For every line in the data below that contains "class", copy the line.
================================
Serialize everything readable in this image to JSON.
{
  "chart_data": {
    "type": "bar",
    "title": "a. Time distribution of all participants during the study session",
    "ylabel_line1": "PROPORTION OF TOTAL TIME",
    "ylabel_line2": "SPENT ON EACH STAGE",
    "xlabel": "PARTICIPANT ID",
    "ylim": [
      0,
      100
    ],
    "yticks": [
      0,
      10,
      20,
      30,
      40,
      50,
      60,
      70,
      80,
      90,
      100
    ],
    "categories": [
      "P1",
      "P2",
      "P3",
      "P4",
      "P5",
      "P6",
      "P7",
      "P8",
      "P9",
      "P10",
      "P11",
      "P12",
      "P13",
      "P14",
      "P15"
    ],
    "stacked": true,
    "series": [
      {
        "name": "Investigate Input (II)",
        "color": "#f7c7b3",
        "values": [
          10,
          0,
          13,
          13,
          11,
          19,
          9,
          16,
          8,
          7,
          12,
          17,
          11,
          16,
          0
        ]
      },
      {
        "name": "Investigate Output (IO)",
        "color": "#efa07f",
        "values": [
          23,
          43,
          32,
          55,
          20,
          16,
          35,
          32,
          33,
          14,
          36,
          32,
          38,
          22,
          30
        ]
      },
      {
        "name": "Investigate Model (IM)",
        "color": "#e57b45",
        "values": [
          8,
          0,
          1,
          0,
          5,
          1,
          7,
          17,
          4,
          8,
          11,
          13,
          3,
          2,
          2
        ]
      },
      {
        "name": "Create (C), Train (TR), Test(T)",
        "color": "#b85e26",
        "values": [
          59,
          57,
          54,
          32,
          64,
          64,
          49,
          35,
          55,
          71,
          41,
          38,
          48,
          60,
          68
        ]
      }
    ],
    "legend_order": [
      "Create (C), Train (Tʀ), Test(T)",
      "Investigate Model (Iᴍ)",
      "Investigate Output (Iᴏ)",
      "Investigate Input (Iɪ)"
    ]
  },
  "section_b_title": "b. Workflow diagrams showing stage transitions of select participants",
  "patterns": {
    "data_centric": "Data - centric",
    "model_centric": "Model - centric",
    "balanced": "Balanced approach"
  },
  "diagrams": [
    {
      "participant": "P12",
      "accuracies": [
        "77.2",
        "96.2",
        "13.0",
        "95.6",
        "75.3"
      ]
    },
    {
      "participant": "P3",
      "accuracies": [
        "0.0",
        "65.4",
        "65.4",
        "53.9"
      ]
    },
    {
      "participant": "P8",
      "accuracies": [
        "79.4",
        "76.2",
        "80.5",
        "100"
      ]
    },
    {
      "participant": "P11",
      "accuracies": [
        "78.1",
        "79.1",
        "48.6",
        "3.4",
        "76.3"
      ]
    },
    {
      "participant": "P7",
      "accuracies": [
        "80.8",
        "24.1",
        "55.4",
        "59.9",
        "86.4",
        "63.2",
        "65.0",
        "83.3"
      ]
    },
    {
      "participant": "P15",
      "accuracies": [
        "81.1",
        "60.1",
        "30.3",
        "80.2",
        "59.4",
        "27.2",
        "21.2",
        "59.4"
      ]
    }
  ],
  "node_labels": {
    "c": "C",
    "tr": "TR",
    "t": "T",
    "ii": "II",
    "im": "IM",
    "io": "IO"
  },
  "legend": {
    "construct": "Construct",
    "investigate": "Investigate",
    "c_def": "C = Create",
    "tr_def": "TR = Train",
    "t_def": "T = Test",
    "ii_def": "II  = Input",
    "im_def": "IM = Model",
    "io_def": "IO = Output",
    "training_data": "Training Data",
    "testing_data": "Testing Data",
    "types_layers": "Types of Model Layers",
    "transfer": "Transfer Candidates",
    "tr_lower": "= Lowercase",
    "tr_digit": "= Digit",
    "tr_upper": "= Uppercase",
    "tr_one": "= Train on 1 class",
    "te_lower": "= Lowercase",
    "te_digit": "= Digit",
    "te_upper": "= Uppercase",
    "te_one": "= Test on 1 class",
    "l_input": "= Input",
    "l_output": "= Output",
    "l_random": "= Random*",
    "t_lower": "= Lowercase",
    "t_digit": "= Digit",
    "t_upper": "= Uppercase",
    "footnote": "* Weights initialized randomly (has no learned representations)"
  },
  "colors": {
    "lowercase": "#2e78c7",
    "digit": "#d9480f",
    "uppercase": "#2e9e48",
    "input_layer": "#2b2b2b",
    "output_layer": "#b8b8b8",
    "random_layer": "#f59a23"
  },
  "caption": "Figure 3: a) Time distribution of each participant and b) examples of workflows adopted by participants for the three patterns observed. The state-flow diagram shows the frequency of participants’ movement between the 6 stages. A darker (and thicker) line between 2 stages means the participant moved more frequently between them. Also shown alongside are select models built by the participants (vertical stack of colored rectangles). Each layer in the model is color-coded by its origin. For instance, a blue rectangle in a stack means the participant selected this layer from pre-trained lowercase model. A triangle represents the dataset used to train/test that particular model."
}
================================
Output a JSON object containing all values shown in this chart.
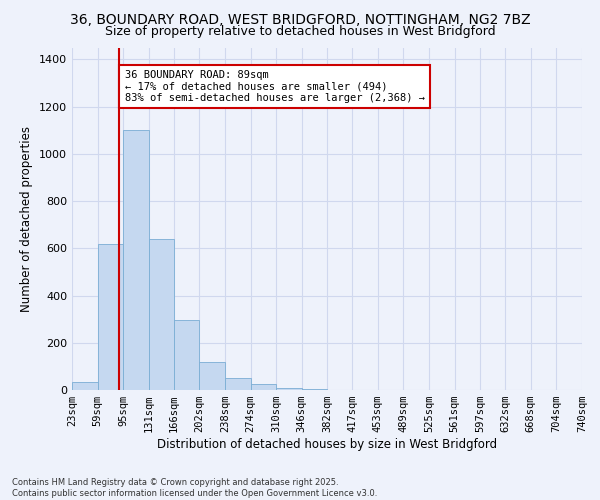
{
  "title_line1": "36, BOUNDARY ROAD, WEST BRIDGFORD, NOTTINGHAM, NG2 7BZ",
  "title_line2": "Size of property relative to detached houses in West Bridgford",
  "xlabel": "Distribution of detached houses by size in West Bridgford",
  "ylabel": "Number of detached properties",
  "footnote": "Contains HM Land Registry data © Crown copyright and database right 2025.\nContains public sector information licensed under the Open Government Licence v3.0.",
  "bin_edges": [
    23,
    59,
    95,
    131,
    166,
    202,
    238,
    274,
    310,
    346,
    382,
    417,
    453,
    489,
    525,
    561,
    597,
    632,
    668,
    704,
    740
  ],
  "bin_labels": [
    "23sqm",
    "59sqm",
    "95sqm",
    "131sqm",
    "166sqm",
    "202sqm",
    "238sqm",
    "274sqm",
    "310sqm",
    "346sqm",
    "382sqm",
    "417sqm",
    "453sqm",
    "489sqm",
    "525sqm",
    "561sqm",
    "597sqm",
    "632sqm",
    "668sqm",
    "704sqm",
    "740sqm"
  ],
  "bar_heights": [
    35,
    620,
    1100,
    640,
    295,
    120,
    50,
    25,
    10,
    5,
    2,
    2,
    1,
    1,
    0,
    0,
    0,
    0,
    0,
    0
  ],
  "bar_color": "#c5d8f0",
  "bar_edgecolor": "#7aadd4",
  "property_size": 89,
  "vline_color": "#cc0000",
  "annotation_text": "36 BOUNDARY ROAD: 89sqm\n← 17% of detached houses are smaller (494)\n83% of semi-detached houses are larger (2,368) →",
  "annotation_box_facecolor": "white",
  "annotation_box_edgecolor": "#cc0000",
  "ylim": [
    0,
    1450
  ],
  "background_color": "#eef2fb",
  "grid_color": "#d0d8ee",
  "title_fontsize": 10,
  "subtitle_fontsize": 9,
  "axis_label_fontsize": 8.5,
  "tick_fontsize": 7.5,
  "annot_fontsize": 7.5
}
================================
- [OUTPUT]:
    "tr_one": "= Train on 1 class",
    "te_one": "= Test on 1 class",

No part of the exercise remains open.